State how many lines of the entries hold the string "Restaurant", and nothing more.
** start **
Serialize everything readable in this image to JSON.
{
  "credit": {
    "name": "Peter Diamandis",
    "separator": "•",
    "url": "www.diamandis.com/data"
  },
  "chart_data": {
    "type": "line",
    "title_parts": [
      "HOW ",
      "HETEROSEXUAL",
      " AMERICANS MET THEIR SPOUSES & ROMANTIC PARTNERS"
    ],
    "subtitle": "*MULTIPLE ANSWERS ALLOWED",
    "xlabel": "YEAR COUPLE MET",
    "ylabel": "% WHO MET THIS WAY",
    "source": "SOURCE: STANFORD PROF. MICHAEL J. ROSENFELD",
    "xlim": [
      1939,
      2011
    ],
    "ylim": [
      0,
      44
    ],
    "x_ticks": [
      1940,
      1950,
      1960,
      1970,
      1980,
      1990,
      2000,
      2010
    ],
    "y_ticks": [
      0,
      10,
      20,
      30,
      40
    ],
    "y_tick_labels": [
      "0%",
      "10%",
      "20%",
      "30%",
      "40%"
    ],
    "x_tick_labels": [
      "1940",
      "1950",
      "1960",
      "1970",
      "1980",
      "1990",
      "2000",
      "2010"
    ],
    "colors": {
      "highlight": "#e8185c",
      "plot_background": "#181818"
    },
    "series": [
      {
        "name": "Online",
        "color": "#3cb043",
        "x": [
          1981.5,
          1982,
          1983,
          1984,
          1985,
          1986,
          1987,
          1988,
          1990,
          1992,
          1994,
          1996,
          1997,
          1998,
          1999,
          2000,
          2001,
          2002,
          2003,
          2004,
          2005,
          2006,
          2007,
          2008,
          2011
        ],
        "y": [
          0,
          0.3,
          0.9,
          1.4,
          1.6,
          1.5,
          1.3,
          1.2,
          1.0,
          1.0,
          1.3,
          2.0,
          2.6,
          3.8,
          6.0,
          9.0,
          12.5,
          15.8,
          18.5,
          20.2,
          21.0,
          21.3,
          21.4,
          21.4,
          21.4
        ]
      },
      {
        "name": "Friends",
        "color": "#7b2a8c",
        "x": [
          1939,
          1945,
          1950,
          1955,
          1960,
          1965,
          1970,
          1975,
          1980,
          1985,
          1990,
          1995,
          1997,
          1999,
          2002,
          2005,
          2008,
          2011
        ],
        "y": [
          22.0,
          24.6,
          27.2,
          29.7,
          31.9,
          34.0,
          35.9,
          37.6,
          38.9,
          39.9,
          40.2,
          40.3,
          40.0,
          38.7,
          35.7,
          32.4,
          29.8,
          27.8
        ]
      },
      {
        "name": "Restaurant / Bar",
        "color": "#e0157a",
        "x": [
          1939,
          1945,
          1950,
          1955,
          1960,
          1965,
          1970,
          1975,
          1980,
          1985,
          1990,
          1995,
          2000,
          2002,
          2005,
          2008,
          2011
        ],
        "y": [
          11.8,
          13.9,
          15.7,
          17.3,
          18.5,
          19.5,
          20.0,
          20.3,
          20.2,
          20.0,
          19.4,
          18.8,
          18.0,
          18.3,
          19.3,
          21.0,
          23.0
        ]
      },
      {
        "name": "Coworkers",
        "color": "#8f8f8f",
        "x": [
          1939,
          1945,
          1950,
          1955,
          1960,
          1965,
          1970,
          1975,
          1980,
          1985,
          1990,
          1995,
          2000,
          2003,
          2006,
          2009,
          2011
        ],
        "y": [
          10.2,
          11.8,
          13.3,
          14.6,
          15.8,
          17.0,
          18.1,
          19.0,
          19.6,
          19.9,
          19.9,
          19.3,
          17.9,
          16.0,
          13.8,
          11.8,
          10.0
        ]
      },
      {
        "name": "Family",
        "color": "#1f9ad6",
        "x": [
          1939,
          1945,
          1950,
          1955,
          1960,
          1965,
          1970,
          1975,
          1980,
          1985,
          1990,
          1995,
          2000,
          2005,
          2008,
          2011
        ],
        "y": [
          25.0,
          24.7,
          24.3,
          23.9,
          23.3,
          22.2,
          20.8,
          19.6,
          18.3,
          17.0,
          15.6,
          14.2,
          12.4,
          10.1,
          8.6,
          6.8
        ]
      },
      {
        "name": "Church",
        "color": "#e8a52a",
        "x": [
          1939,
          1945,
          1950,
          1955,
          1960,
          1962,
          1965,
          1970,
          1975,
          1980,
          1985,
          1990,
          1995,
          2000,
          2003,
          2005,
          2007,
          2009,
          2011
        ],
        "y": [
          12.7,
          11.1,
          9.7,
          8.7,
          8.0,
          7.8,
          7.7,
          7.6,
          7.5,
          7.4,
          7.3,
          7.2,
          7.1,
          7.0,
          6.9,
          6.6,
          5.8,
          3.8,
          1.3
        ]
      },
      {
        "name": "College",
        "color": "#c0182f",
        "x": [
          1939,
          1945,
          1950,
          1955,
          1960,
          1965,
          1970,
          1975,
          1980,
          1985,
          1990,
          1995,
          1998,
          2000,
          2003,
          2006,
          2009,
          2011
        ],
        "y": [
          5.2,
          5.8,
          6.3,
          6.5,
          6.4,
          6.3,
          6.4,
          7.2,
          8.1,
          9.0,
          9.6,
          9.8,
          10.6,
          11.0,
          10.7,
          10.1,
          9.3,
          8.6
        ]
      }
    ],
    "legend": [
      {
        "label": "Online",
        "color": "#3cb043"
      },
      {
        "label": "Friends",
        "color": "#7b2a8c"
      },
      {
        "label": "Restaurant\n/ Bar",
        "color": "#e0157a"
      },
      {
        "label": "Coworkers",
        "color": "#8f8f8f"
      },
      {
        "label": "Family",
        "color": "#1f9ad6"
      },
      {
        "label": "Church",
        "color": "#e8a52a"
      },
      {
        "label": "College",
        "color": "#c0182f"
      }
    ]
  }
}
** end **
- [Output for this task]
2